[Extracted information]

━━━━━━━━━━

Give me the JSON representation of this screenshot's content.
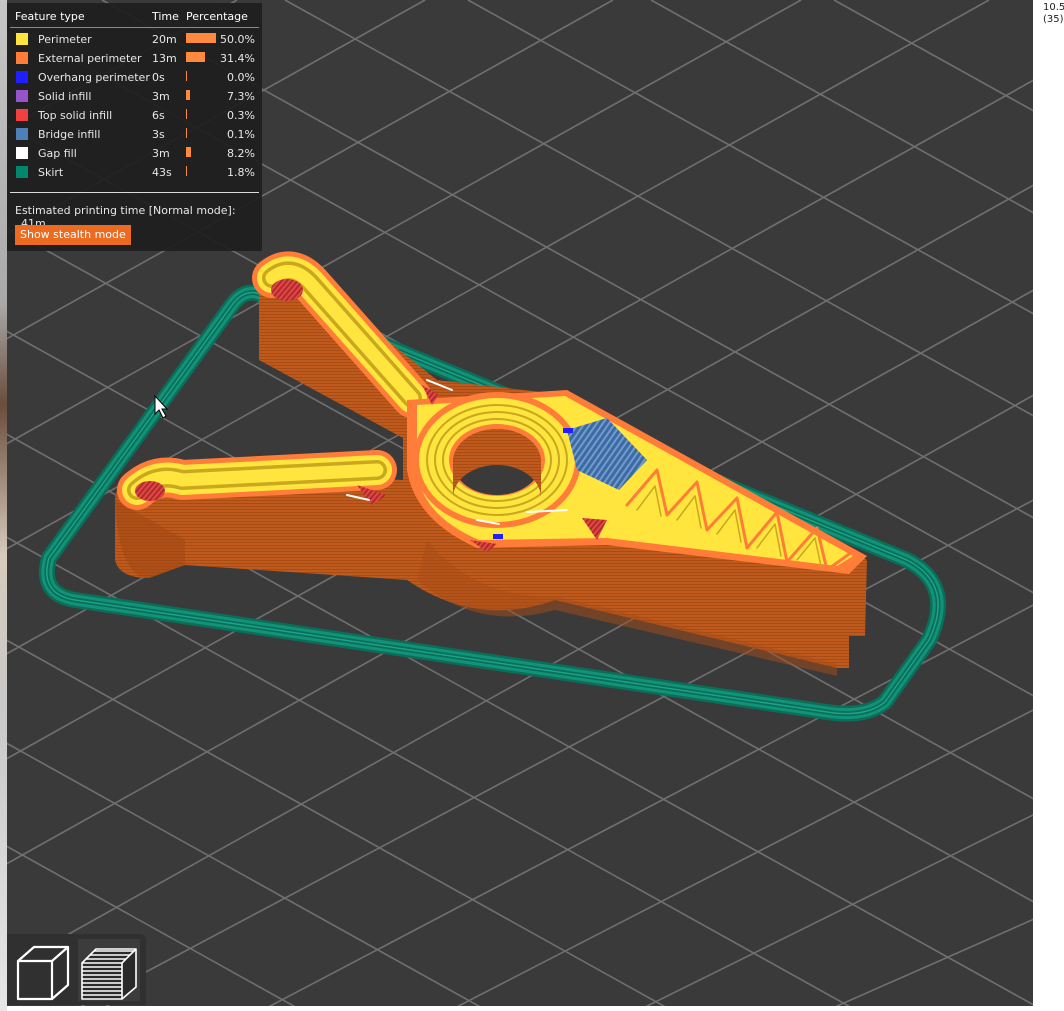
{
  "legend": {
    "headers": {
      "feature": "Feature type",
      "time": "Time",
      "percentage": "Percentage"
    },
    "rows": [
      {
        "label": "Perimeter",
        "time": "20m",
        "percentage": "50.0%",
        "fraction": 0.5,
        "color": "#ffe53d"
      },
      {
        "label": "External perimeter",
        "time": "13m",
        "percentage": "31.4%",
        "fraction": 0.314,
        "color": "#ff7d38"
      },
      {
        "label": "Overhang perimeter",
        "time": "0s",
        "percentage": "0.0%",
        "fraction": 0.0,
        "color": "#1f1fff"
      },
      {
        "label": "Solid infill",
        "time": "3m",
        "percentage": "7.3%",
        "fraction": 0.073,
        "color": "#9654cc"
      },
      {
        "label": "Top solid infill",
        "time": "6s",
        "percentage": "0.3%",
        "fraction": 0.003,
        "color": "#f04040"
      },
      {
        "label": "Bridge infill",
        "time": "3s",
        "percentage": "0.1%",
        "fraction": 0.001,
        "color": "#4d80ba"
      },
      {
        "label": "Gap fill",
        "time": "3m",
        "percentage": "8.2%",
        "fraction": 0.082,
        "color": "#ffffff"
      },
      {
        "label": "Skirt",
        "time": "43s",
        "percentage": "1.8%",
        "fraction": 0.018,
        "color": "#00876e"
      }
    ],
    "estimate_label": "Estimated printing time [Normal mode]:",
    "estimate_value": "41m",
    "stealth_button": "Show stealth mode"
  },
  "side_readout": "10.5\n(35)",
  "toolbar": {
    "buttons": [
      {
        "name": "3d-view-button",
        "icon": "cube-icon"
      },
      {
        "name": "preview-layers-button",
        "icon": "layers-icon"
      }
    ]
  },
  "colors": {
    "background": "#3a3a3a",
    "grid": "#6c6c6c",
    "model_wall": "#bf5a1c",
    "perimeter": "#ffe53d",
    "external_perimeter": "#ff7d38",
    "skirt": "#0a7a63",
    "accent": "#ed6b21"
  }
}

━━━━━━━━━━

[Instructions for the task] Check each line of the data above for the string "percentage", then report how many lines have it, with no other words.

[Reply to the exercise] 9